# START OF DATASET RECORDS

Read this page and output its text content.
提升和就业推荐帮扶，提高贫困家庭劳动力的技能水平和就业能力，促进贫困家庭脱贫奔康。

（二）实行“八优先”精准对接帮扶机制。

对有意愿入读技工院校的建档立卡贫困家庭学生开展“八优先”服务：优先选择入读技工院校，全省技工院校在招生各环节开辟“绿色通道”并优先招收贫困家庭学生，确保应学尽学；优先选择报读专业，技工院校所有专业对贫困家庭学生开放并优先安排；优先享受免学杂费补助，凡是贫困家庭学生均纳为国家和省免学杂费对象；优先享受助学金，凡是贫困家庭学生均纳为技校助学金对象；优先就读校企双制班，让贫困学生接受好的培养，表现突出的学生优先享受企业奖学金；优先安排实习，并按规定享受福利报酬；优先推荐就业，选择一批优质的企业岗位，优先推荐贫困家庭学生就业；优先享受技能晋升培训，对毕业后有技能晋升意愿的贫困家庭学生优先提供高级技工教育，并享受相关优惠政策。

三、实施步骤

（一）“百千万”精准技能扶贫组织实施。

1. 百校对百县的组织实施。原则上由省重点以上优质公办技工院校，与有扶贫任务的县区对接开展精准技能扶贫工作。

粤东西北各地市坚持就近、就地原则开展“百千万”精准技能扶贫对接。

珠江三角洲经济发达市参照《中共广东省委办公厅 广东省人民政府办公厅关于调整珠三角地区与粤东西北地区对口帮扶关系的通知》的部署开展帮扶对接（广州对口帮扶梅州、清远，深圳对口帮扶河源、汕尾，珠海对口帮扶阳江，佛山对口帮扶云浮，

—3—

# END OF DATASET RECORDS

== WHAT YOU WILL DO ==
Retype every record above exactly as written.

== EXERCISE ANSWER ==
Read this page and output its text content.
提升和就业推荐帮扶，提高贫困家庭劳动力的技能水平和就业能力，促进贫困家庭脱贫奔康。

（二）实行“八优先”精准对接帮扶机制。

对有意愿入读技工院校的建档立卡贫困家庭学生开展“八优先”服务：优先选择入读技工院校，全省技工院校在招生各环节开辟“绿色通道”并优先招收贫困家庭学生，确保应学尽学；优先选择报读专业，技工院校所有专业对贫困家庭学生开放并优先安排；优先享受免学杂费补助，凡是贫困家庭学生均纳为国家和省免学杂费对象；优先享受助学金，凡是贫困家庭学生均纳为技校助学金对象；优先就读校企双制班，让贫困学生接受好的培养，表现突出的学生优先享受企业奖学金；优先安排实习，并按规定享受福利报酬；优先推荐就业，选择一批优质的企业岗位，优先推荐贫困家庭学生就业；优先享受技能晋升培训，对毕业后有技能晋升意愿的贫困家庭学生优先提供高级技工教育，并享受相关优惠政策。

三、实施步骤

（一）“百千万”精准技能扶贫组织实施。

1. 百校对百县的组织实施。原则上由省重点以上优质公办技工院校，与有扶贫任务的县区对接开展精准技能扶贫工作。

粤东西北各地市坚持就近、就地原则开展“百千万”精准技能扶贫对接。

珠江三角洲经济发达市参照《中共广东省委办公厅 广东省人民政府办公厅关于调整珠三角地区与粤东西北地区对口帮扶关系的通知》的部署开展帮扶对接（广州对口帮扶梅州、清远，深圳对口帮扶河源、汕尾，珠海对口帮扶阳江，佛山对口帮扶云浮，

—3—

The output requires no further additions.